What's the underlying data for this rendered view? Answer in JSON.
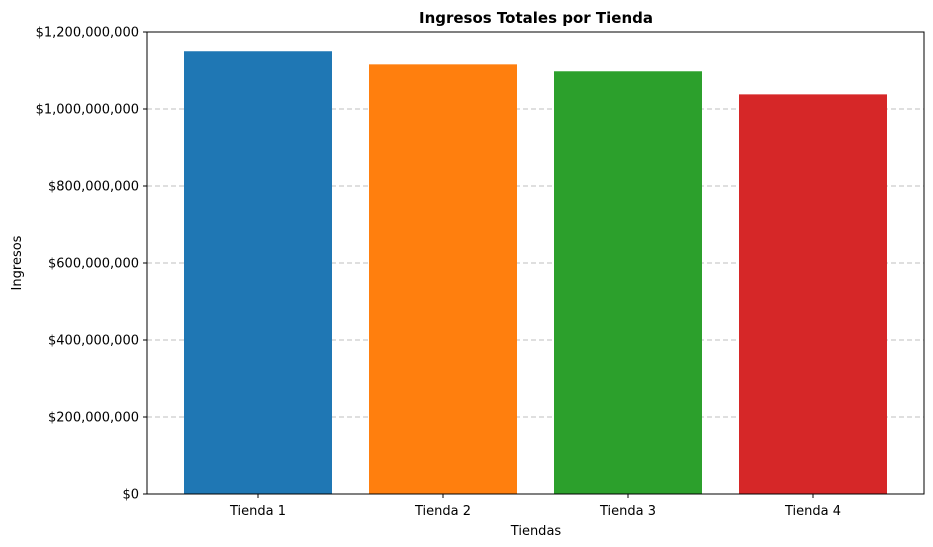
{
  "chart_data": {
    "type": "bar",
    "title": "Ingresos Totales por Tienda",
    "xlabel": "Tiendas",
    "ylabel": "Ingresos",
    "categories": [
      "Tienda 1",
      "Tienda 2",
      "Tienda 3",
      "Tienda 4"
    ],
    "values": [
      1150000000,
      1116000000,
      1098000000,
      1038000000
    ],
    "colors": [
      "#1f77b4",
      "#ff7f0e",
      "#2ca02c",
      "#d62728"
    ],
    "ylim": [
      0,
      1200000000
    ],
    "yticks": [
      0,
      200000000,
      400000000,
      600000000,
      800000000,
      1000000000,
      1200000000
    ],
    "ytick_labels": [
      "$0",
      "$200,000,000",
      "$400,000,000",
      "$600,000,000",
      "$800,000,000",
      "$1,000,000,000",
      "$1,200,000,000"
    ],
    "grid": "y-dashed",
    "legend": "none"
  }
}
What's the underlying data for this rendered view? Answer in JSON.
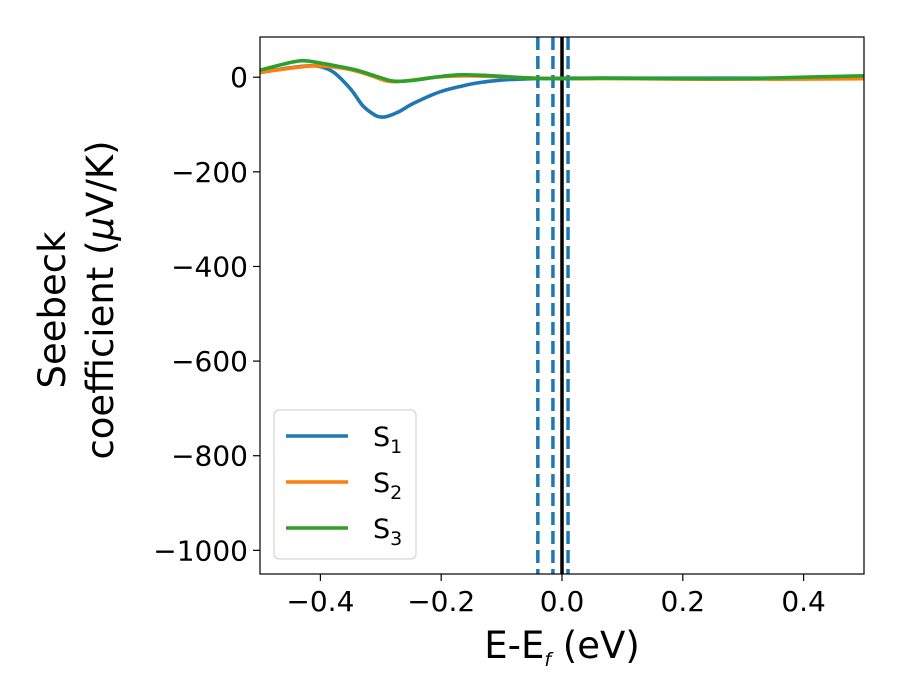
{
  "chart_data": {
    "type": "line",
    "xlabel_main": "E-E",
    "xlabel_sub": "f",
    "xlabel_unit": " (eV)",
    "ylabel_line1": "Seebeck",
    "ylabel_line2": "coefficient  (",
    "ylabel_mu": "μ",
    "ylabel_unit": "V/K)",
    "xlim": [
      -0.5,
      0.5
    ],
    "ylim": [
      -1050,
      85
    ],
    "xticks": [
      -0.4,
      -0.2,
      0.0,
      0.2,
      0.4
    ],
    "xtick_labels": [
      "−0.4",
      "−0.2",
      "0.0",
      "0.2",
      "0.4"
    ],
    "yticks": [
      0,
      -200,
      -400,
      -600,
      -800,
      -1000
    ],
    "ytick_labels": [
      "0",
      "−200",
      "−400",
      "−600",
      "−800",
      "−1000"
    ],
    "legend_position": "lower-left",
    "colors": {
      "s1": "#1f77b4",
      "s2": "#ff7f0e",
      "s3": "#2ca02c",
      "fermi": "#000000"
    },
    "series": [
      {
        "name": "S1",
        "label_main": "S",
        "label_sub": "1",
        "color": "#1f77b4",
        "x": [
          -0.5,
          -0.45,
          -0.41,
          -0.38,
          -0.35,
          -0.33,
          -0.31,
          -0.3,
          -0.29,
          -0.27,
          -0.25,
          -0.22,
          -0.2,
          -0.17,
          -0.14,
          -0.1,
          -0.05,
          0.0,
          0.05,
          0.1,
          0.2,
          0.3,
          0.4,
          0.5
        ],
        "y": [
          10,
          20,
          24,
          12,
          -25,
          -60,
          -80,
          -84,
          -83,
          -73,
          -58,
          -40,
          -30,
          -20,
          -12,
          -6,
          -3,
          -2,
          -2,
          -2,
          -2,
          -2,
          -2,
          -2
        ]
      },
      {
        "name": "S2",
        "label_main": "S",
        "label_sub": "2",
        "color": "#ff7f0e",
        "x": [
          -0.5,
          -0.45,
          -0.41,
          -0.38,
          -0.35,
          -0.32,
          -0.29,
          -0.27,
          -0.24,
          -0.2,
          -0.16,
          -0.12,
          -0.08,
          -0.04,
          0.0,
          0.05,
          0.1,
          0.2,
          0.3,
          0.4,
          0.5
        ],
        "y": [
          10,
          19,
          24,
          22,
          16,
          5,
          -8,
          -9,
          -5,
          1,
          3,
          2,
          0,
          -2,
          -3,
          -3,
          -3,
          -4,
          -4,
          -4,
          -3
        ]
      },
      {
        "name": "S3",
        "label_main": "S",
        "label_sub": "3",
        "color": "#2ca02c",
        "x": [
          -0.5,
          -0.46,
          -0.43,
          -0.4,
          -0.37,
          -0.34,
          -0.31,
          -0.28,
          -0.25,
          -0.21,
          -0.17,
          -0.13,
          -0.09,
          -0.05,
          0.0,
          0.05,
          0.1,
          0.2,
          0.3,
          0.4,
          0.5
        ],
        "y": [
          15,
          28,
          35,
          30,
          23,
          15,
          3,
          -8,
          -7,
          0,
          5,
          4,
          1,
          -2,
          -3,
          -2,
          -2,
          -3,
          -3,
          0,
          3
        ]
      }
    ],
    "vlines": [
      {
        "x": -0.04,
        "style": "dashed",
        "color": "#1f77b4"
      },
      {
        "x": -0.015,
        "style": "dashed",
        "color": "#1f77b4"
      },
      {
        "x": 0.01,
        "style": "dashed",
        "color": "#1f77b4"
      },
      {
        "x": 0.0,
        "style": "solid",
        "color": "#000000"
      }
    ]
  }
}
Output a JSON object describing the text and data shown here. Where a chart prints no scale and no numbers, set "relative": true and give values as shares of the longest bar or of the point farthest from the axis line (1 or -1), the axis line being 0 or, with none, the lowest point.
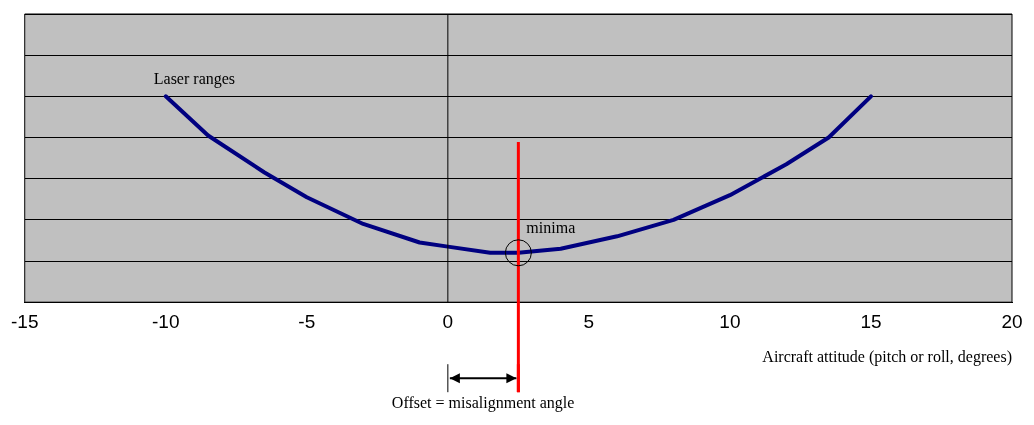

══════════

WORK INSTRUCTIONS: Leave out the pictures and print each record exactly as it stands.

TASK RESPONSE:
What's the underlying data for this rendered view? Answer in JSON.
{
  "chart_data": {
    "type": "bar",
    "title": "Ingresos Totales por Tienda",
    "xlabel": "Tiendas",
    "ylabel": "Ingresos",
    "categories": [
      "Tienda 1",
      "Tienda 2",
      "Tienda 3",
      "Tienda 4"
    ],
    "values": [
      1150000000,
      1116000000,
      1098000000,
      1038000000
    ],
    "colors": [
      "#1f77b4",
      "#ff7f0e",
      "#2ca02c",
      "#d62728"
    ],
    "ylim": [
      0,
      1200000000
    ],
    "yticks": [
      0,
      200000000,
      400000000,
      600000000,
      800000000,
      1000000000,
      1200000000
    ],
    "ytick_labels": [
      "$0",
      "$200,000,000",
      "$400,000,000",
      "$600,000,000",
      "$800,000,000",
      "$1,000,000,000",
      "$1,200,000,000"
    ],
    "grid": "y-dashed",
    "legend": "none"
  }
}
What's the underlying data for this rendered view? Answer in JSON.
{
  "chart_data": {
    "type": "line",
    "xlabel_main": "E-E",
    "xlabel_sub": "f",
    "xlabel_unit": " (eV)",
    "ylabel_line1": "Seebeck",
    "ylabel_line2": "coefficient  (",
    "ylabel_mu": "μ",
    "ylabel_unit": "V/K)",
    "xlim": [
      -0.5,
      0.5
    ],
    "ylim": [
      -1050,
      85
    ],
    "xticks": [
      -0.4,
      -0.2,
      0.0,
      0.2,
      0.4
    ],
    "xtick_labels": [
      "−0.4",
      "−0.2",
      "0.0",
      "0.2",
      "0.4"
    ],
    "yticks": [
      0,
      -200,
      -400,
      -600,
      -800,
      -1000
    ],
    "ytick_labels": [
      "0",
      "−200",
      "−400",
      "−600",
      "−800",
      "−1000"
    ],
    "legend_position": "lower-left",
    "colors": {
      "s1": "#1f77b4",
      "s2": "#ff7f0e",
      "s3": "#2ca02c",
      "fermi": "#000000"
    },
    "series": [
      {
        "name": "S1",
        "label_main": "S",
        "label_sub": "1",
        "color": "#1f77b4",
        "x": [
          -0.5,
          -0.45,
          -0.41,
          -0.38,
          -0.35,
          -0.33,
          -0.31,
          -0.3,
          -0.29,
          -0.27,
          -0.25,
          -0.22,
          -0.2,
          -0.17,
          -0.14,
          -0.1,
          -0.05,
          0.0,
          0.05,
          0.1,
          0.2,
          0.3,
          0.4,
          0.5
        ],
        "y": [
          10,
          20,
          24,
          12,
          -25,
          -60,
          -80,
          -84,
          -83,
          -73,
          -58,
          -40,
          -30,
          -20,
          -12,
          -6,
          -3,
          -2,
          -2,
          -2,
          -2,
          -2,
          -2,
          -2
        ]
      },
      {
        "name": "S2",
        "label_main": "S",
        "label_sub": "2",
        "color": "#ff7f0e",
        "x": [
          -0.5,
          -0.45,
          -0.41,
          -0.38,
          -0.35,
          -0.32,
          -0.29,
          -0.27,
          -0.24,
          -0.2,
          -0.16,
          -0.12,
          -0.08,
          -0.04,
          0.0,
          0.05,
          0.1,
          0.2,
          0.3,
          0.4,
          0.5
        ],
        "y": [
          10,
          19,
          24,
          22,
          16,
          5,
          -8,
          -9,
          -5,
          1,
          3,
          2,
          0,
          -2,
          -3,
          -3,
          -3,
          -4,
          -4,
          -4,
          -3
        ]
      },
      {
        "name": "S3",
        "label_main": "S",
        "label_sub": "3",
        "color": "#2ca02c",
        "x": [
          -0.5,
          -0.46,
          -0.43,
          -0.4,
          -0.37,
          -0.34,
          -0.31,
          -0.28,
          -0.25,
          -0.21,
          -0.17,
          -0.13,
          -0.09,
          -0.05,
          0.0,
          0.05,
          0.1,
          0.2,
          0.3,
          0.4,
          0.5
        ],
        "y": [
          15,
          28,
          35,
          30,
          23,
          15,
          3,
          -8,
          -7,
          0,
          5,
          4,
          1,
          -2,
          -3,
          -2,
          -2,
          -3,
          -3,
          0,
          3
        ]
      }
    ],
    "vlines": [
      {
        "x": -0.04,
        "style": "dashed",
        "color": "#1f77b4"
      },
      {
        "x": -0.015,
        "style": "dashed",
        "color": "#1f77b4"
      },
      {
        "x": 0.01,
        "style": "dashed",
        "color": "#1f77b4"
      },
      {
        "x": 0.0,
        "style": "solid",
        "color": "#000000"
      }
    ]
  }
}
Output a JSON object describing the text and data shown here. Where a chart prints no scale and no numbers, set "relative": true and give values as shares of the longest bar or of the point farthest from the axis line (1 or -1), the axis line being 0 or, with none, the lowest point.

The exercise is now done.